__Saved entries__.
• • • • • • •

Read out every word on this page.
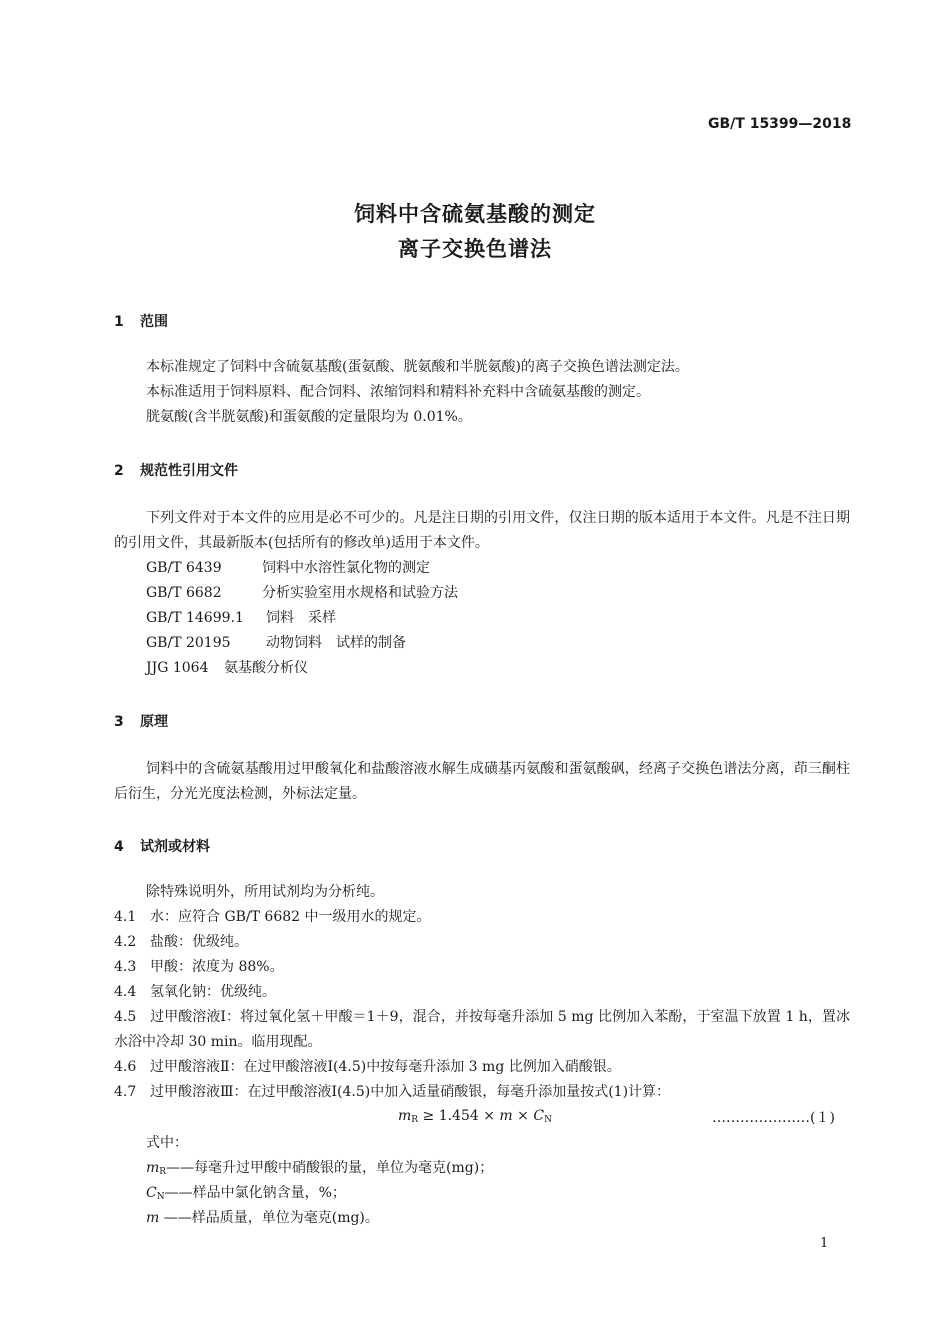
GB/T 15399—2018
饲料中含硫氨基酸的测定
离子交换色谱法
1 范围
本标准规定了饲料中含硫氨基酸(蛋氨酸、胱氨酸和半胱氨酸)的离子交换色谱法测定法。
本标准适用于饲料原料、配合饲料、浓缩饲料和精料补充料中含硫氨基酸的测定。
胱氨酸(含半胱氨酸)和蛋氨酸的定量限均为 0.01%。
2 规范性引用文件
下列文件对于本文件的应用是必不可少的。凡是注日期的引用文件，仅注日期的版本适用于本文件。凡是不注日期的引用文件，其最新版本(包括所有的修改单)适用于本文件。
GB/T 6439	饲料中水溶性氯化物的测定
GB/T 6682	分析实验室用水规格和试验方法
GB/T 14699.1 饲料　采样
GB/T 20195	动物饲料　试样的制备
JJG 1064 氨基酸分析仪
3 原理
饲料中的含硫氨基酸用过甲酸氧化和盐酸溶液水解生成磺基丙氨酸和蛋氨酸砜，经离子交换色谱法分离，茚三酮柱后衍生，分光光度法检测，外标法定量。
4 试剂或材料
除特殊说明外，所用试剂均为分析纯。
4.1 水：应符合 GB/T 6682 中一级用水的规定。
4.2 盐酸：优级纯。
4.3 甲酸：浓度为 88%。
4.4 氢氧化钠：优级纯。
4.5 过甲酸溶液Ⅰ：将过氧化氢＋甲酸＝1＋9，混合，并按每毫升添加 5 mg 比例加入苯酚，于室温下放置 1 h，置冰水浴中冷却 30 min。临用现配。
4.6 过甲酸溶液Ⅱ：在过甲酸溶液Ⅰ(4.5)中按每毫升添加 3 mg 比例加入硝酸银。
4.7 过甲酸溶液Ⅲ：在过甲酸溶液Ⅰ(4.5)中加入适量硝酸银，每毫升添加量按式(1)计算：
$m_R \ge 1.454 \times m \times C_N$	…………………(１)
式中：
$m_R——$每毫升过甲酸中硝酸银的量，单位为毫克(mg)；
$C_N——$样品中氯化钠含量，%；
m ——样品质量，单位为毫克(mg)。
1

• • • • • • •

__REQUEST__. In the records above, find each line that holds the word "在过甲酸溶液Ⅰ"; copy all such lines.

__ANSWER TO THIS TASK__.
4.6 过甲酸溶液Ⅱ：在过甲酸溶液Ⅰ(4.5)中按每毫升添加 3 mg 比例加入硝酸银。
4.7 过甲酸溶液Ⅲ：在过甲酸溶液Ⅰ(4.5)中加入适量硝酸银，每毫升添加量按式(1)计算：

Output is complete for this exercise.